• _Saved data entries_:
--- start ---

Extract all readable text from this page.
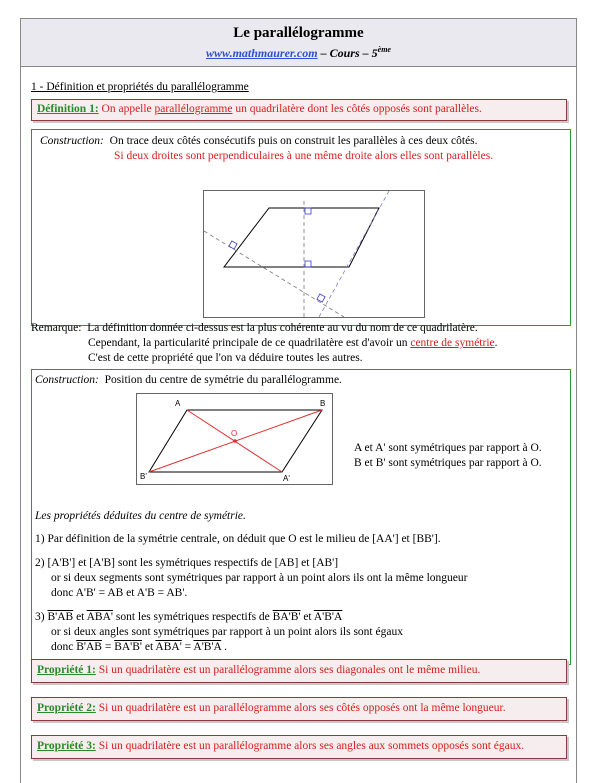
Le parallélogramme
www.mathmaurer.com – Cours – 5ème
1 - Définition et propriétés du parallélogramme
Définition 1: On appelle parallélogramme un quadrilatère dont les côtés opposés sont parallèles.
Construction: On trace deux côtés consécutifs puis on construit les parallèles à ces deux côtés.
Si deux droites sont perpendiculaires à une même droite alors elles sont parallèles.
Remarque: La définition donnée ci-dessus est la plus cohérente au vu du nom de ce quadrilatère.
Cependant, la particularité principale de ce quadrilatère est d'avoir un centre de symétrie.
C'est de cette propriété que l'on va déduire toutes les autres.
Construction: Position du centre de symétrie du parallélogramme.
A	B
O
B'	A'
A et A' sont symétriques par rapport à O.
B et B' sont symétriques par rapport à O.
Les propriétés déduites du centre de symétrie.
1) Par définition de la symétrie centrale, on déduit que O est le milieu de [AA'] et [BB'].
2) [A'B'] et [A'B] sont les symétriques respectifs de [AB] et [AB']
or si deux segments sont symétriques par rapport à un point alors ils ont la même longueur
donc A'B' = AB et A'B = AB'.
3) B'AB et ABA' sont les symétriques respectifs de BA'B' et A'B'A
or si deux angles sont symétriques par rapport à un point alors ils sont égaux
donc B'AB = BA'B' et ABA' = A'B'A .
Propriété 1: Si un quadrilatère est un parallélogramme alors ses diagonales ont le même milieu.
Propriété 2: Si un quadrilatère est un parallélogramme alors ses côtés opposés ont la même longueur.
Propriété 3: Si un quadrilatère est un parallélogramme alors ses angles aux sommets opposés sont égaux.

--- end ---

• _Work to do_:
For the records above, state how many lines include the string "Construction", giving the number and nothing else.

• _Solution for this problem_:
2